─── TASK INPUTS ───

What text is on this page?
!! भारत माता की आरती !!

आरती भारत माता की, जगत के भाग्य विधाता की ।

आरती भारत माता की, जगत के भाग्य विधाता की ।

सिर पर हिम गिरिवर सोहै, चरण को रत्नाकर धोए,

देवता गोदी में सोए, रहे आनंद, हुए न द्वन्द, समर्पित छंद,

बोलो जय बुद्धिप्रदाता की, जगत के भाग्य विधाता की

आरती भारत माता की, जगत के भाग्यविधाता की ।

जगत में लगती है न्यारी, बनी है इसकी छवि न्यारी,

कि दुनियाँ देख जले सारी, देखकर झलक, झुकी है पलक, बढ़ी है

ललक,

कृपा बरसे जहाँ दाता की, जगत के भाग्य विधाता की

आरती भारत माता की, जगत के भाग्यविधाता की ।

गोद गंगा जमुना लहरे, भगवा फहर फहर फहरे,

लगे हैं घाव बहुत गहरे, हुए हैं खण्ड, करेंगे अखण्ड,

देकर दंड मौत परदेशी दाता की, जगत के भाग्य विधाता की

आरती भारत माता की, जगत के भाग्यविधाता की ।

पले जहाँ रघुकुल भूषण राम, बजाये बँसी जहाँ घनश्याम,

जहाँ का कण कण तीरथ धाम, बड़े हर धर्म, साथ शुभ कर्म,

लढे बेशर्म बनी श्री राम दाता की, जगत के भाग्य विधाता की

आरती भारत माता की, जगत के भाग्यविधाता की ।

───

■ **PROBLEM DETAILS**:
Extract the full listing above without altering anything.

■ **TASK ANSWER**:
What text is on this page?
!! भारत माता की आरती !!

आरती भारत माता की, जगत के भाग्य विधाता की ।

आरती भारत माता की, जगत के भाग्य विधाता की ।

सिर पर हिम गिरिवर सोहै, चरण को रत्नाकर धोए,

देवता गोदी में सोए, रहे आनंद, हुए न द्वन्द, समर्पित छंद,

बोलो जय बुद्धिप्रदाता की, जगत के भाग्य विधाता की

आरती भारत माता की, जगत के भाग्यविधाता की ।

जगत में लगती है न्यारी, बनी है इसकी छवि न्यारी,

कि दुनियाँ देख जले सारी, देखकर झलक, झुकी है पलक, बढ़ी है

ललक,

कृपा बरसे जहाँ दाता की, जगत के भाग्य विधाता की

आरती भारत माता की, जगत के भाग्यविधाता की ।

गोद गंगा जमुना लहरे, भगवा फहर फहर फहरे,

लगे हैं घाव बहुत गहरे, हुए हैं खण्ड, करेंगे अखण्ड,

देकर दंड मौत परदेशी दाता की, जगत के भाग्य विधाता की

आरती भारत माता की, जगत के भाग्यविधाता की ।

पले जहाँ रघुकुल भूषण राम, बजाये बँसी जहाँ घनश्याम,

जहाँ का कण कण तीरथ धाम, बड़े हर धर्म, साथ शुभ कर्म,

लढे बेशर्म बनी श्री राम दाता की, जगत के भाग्य विधाता की

आरती भारत माता की, जगत के भाग्यविधाता की ।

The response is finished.